Written request:
In the records, begin at the line that has "increase-reward-button[interactable]: + xyxy=(426,281,453,308)" and stop after the line that has "reward-value[interactable]: 1 xyxy=(369,169,409,188)". Write those lines out again, switching "trash-icon" to "delete-icon" and leaving everything else the same.

Input rows:

[start]

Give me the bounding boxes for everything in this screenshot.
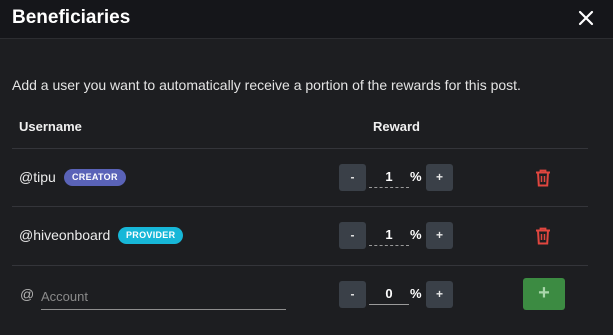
increase-reward-button[interactable]: + xyxy=(426,281,453,308)
close-icon[interactable] xyxy=(577,9,595,27)
reward-value[interactable]: 1 xyxy=(369,227,409,246)
percent-sign: % xyxy=(410,227,422,242)
add-beneficiary-button[interactable]: + xyxy=(523,278,565,310)
decrease-reward-button[interactable]: - xyxy=(339,222,366,249)
reward-value[interactable]: 0 xyxy=(369,286,409,305)
beneficiary-username: @hiveonboard xyxy=(19,227,111,243)
column-header-username: Username xyxy=(19,119,82,134)
dialog-header: Beneficiaries xyxy=(0,0,613,39)
trash-icon[interactable] xyxy=(535,169,551,187)
creator-badge: CREATOR xyxy=(64,169,126,186)
decrease-reward-button[interactable]: - xyxy=(339,164,366,191)
dialog-title: Beneficiaries xyxy=(12,7,131,28)
column-header-reward: Reward xyxy=(373,119,420,134)
decrease-reward-button[interactable]: - xyxy=(339,281,366,308)
increase-reward-button[interactable]: + xyxy=(426,222,453,249)
account-input[interactable] xyxy=(41,283,286,310)
beneficiary-row: @tipu CREATOR - 1 % + xyxy=(0,149,613,207)
increase-reward-button[interactable]: + xyxy=(426,164,453,191)
reward-value[interactable]: 1 xyxy=(369,169,409,188)
percent-sign: % xyxy=(410,169,422,184)
at-icon: @ xyxy=(20,286,35,302)
beneficiary-username: @tipu xyxy=(19,169,56,185)
trash-icon[interactable] xyxy=(535,227,551,245)
beneficiary-row: @hiveonboard PROVIDER - 1 % + xyxy=(0,207,613,265)
dialog-description: Add a user you want to automatically rec… xyxy=(12,77,521,93)
percent-sign: % xyxy=(410,286,422,301)
new-beneficiary-row: @ - 0 % + + xyxy=(0,266,613,324)
provider-badge: PROVIDER xyxy=(118,227,184,244)
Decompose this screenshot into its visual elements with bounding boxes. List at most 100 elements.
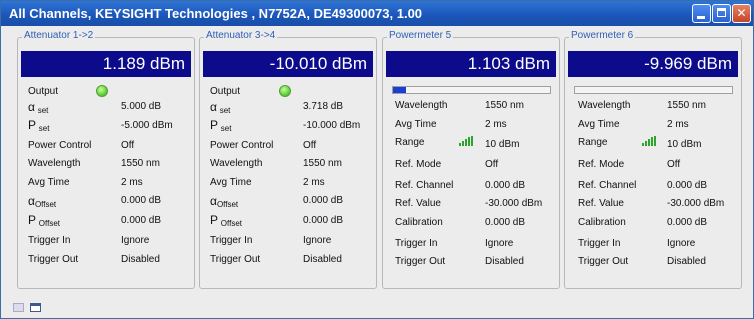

[end]

Solution to the problem:
increase-reward-button[interactable]: + xyxy=(426,281,453,308)
close-icon[interactable] xyxy=(577,9,595,27)
reward-value[interactable]: 1 xyxy=(369,227,409,246)
percent-sign: % xyxy=(410,227,422,242)
add-beneficiary-button[interactable]: + xyxy=(523,278,565,310)
decrease-reward-button[interactable]: - xyxy=(339,222,366,249)
reward-value[interactable]: 0 xyxy=(369,286,409,305)
beneficiary-username: @hiveonboard xyxy=(19,227,111,243)
column-header-username: Username xyxy=(19,119,82,134)
dialog-header: Beneficiaries xyxy=(0,0,613,39)
delete-icon[interactable] xyxy=(535,169,551,187)
creator-badge: CREATOR xyxy=(64,169,126,186)
decrease-reward-button[interactable]: - xyxy=(339,164,366,191)
dialog-title: Beneficiaries xyxy=(12,7,131,28)
column-header-reward: Reward xyxy=(373,119,420,134)
decrease-reward-button[interactable]: - xyxy=(339,281,366,308)
increase-reward-button[interactable]: + xyxy=(426,222,453,249)
account-input[interactable] xyxy=(41,283,286,310)
beneficiary-row: @tipu CREATOR - 1 % + xyxy=(0,149,613,207)
increase-reward-button[interactable]: + xyxy=(426,164,453,191)
reward-value[interactable]: 1 xyxy=(369,169,409,188)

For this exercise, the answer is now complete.